### TASK INSTRUCTIONS:
Set down the records once more, please, exactly and with the pictures left out.

===== INPUT MATERIAL =====

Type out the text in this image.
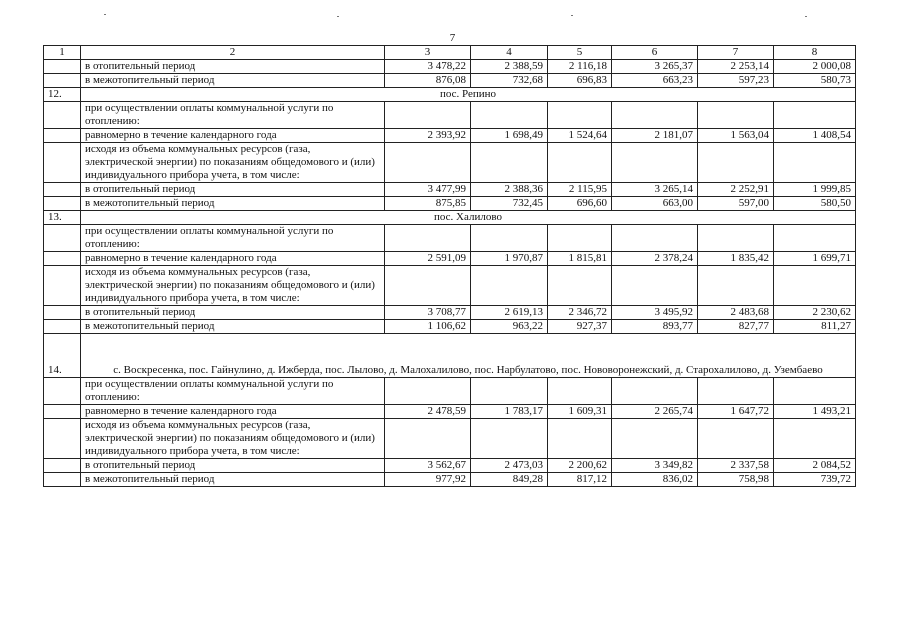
7
1	2	3	4	5	6	7	8
	в отопительный период	3 478,22	2 388,59	2 116,18	3 265,37	2 253,14	2 000,08
	в межотопительный период	876,08	732,68	696,83	663,23	597,23	580,73
12.	пос. Репино						
	при осуществлении оплаты коммунальной услуги по отоплению:						
	равномерно в течение календарного года	2 393,92	1 698,49	1 524,64	2 181,07	1 563,04	1 408,54
	исходя из объема коммунальных ресурсов (газа, электрической энергии) по показаниям общедомового и (или) индивидуального прибора учета, в том числе:						
	в отопительный период	3 477,99	2 388,36	2 115,95	3 265,14	2 252,91	1 999,85
	в межотопительный период	875,85	732,45	696,60	663,00	597,00	580,50
13.	пос. Халилово						
	при осуществлении оплаты коммунальной услуги по отоплению:						
	равномерно в течение календарного года	2 591,09	1 970,87	1 815,81	2 378,24	1 835,42	1 699,71
	исходя из объема коммунальных ресурсов (газа, электрической энергии) по показаниям общедомового и (или) индивидуального прибора учета, в том числе:						
	в отопительный период	3 708,77	2 619,13	2 346,72	3 495,92	2 483,68	2 230,62
	в межотопительный период	1 106,62	963,22	927,37	893,77	827,77	811,27
14.	с. Воскресенка, пос. Гайнулино, д. Ижберда, пос. Лылово, д. Малохалилово, пос. Нарбулатово, пос. Нововоронежский, д. Старохалилово, д. Узембаево						
	при осуществлении оплаты коммунальной услуги по отоплению:						
	равномерно в течение календарного года	2 478,59	1 783,17	1 609,31	2 265,74	1 647,72	1 493,21
	исходя из объема коммунальных ресурсов (газа, электрической энергии) по показаниям общедомового и (или) индивидуального прибора учета, в том числе:						
	в отопительный период	3 562,67	2 473,03	2 200,62	3 349,82	2 337,58	2 084,52
	в межотопительный период	977,92	849,28	817,12	836,02	758,98	739,72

=====

### PROBLEM SOLUTION:
Type out the text in this image.
7
1	2	3	4	5	6	7	8
	в отопительный период	3 478,22	2 388,59	2 116,18	3 265,37	2 253,14	2 000,08
	в межотопительный период	876,08	732,68	696,83	663,23	597,23	580,73
12.	пос. Репино						
	при осуществлении оплаты коммунальной услуги по отоплению:						
	равномерно в течение календарного года	2 393,92	1 698,49	1 524,64	2 181,07	1 563,04	1 408,54
	исходя из объема коммунальных ресурсов (газа, электрической энергии) по показаниям общедомового и (или) индивидуального прибора учета, в том числе:						
	в отопительный период	3 477,99	2 388,36	2 115,95	3 265,14	2 252,91	1 999,85
	в межотопительный период	875,85	732,45	696,60	663,00	597,00	580,50
13.	пос. Халилово						
	при осуществлении оплаты коммунальной услуги по отоплению:						
	равномерно в течение календарного года	2 591,09	1 970,87	1 815,81	2 378,24	1 835,42	1 699,71
	исходя из объема коммунальных ресурсов (газа, электрической энергии) по показаниям общедомового и (или) индивидуального прибора учета, в том числе:						
	в отопительный период	3 708,77	2 619,13	2 346,72	3 495,92	2 483,68	2 230,62
	в межотопительный период	1 106,62	963,22	927,37	893,77	827,77	811,27
14.	с. Воскресенка, пос. Гайнулино, д. Ижберда, пос. Лылово, д. Малохалилово, пос. Нарбулатово, пос. Нововоронежский, д. Старохалилово, д. Узембаево						
	при осуществлении оплаты коммунальной услуги по отоплению:						
	равномерно в течение календарного года	2 478,59	1 783,17	1 609,31	2 265,74	1 647,72	1 493,21
	исходя из объема коммунальных ресурсов (газа, электрической энергии) по показаниям общедомового и (или) индивидуального прибора учета, в том числе:						
	в отопительный период	3 562,67	2 473,03	2 200,62	3 349,82	2 337,58	2 084,52
	в межотопительный период	977,92	849,28	817,12	836,02	758,98	739,72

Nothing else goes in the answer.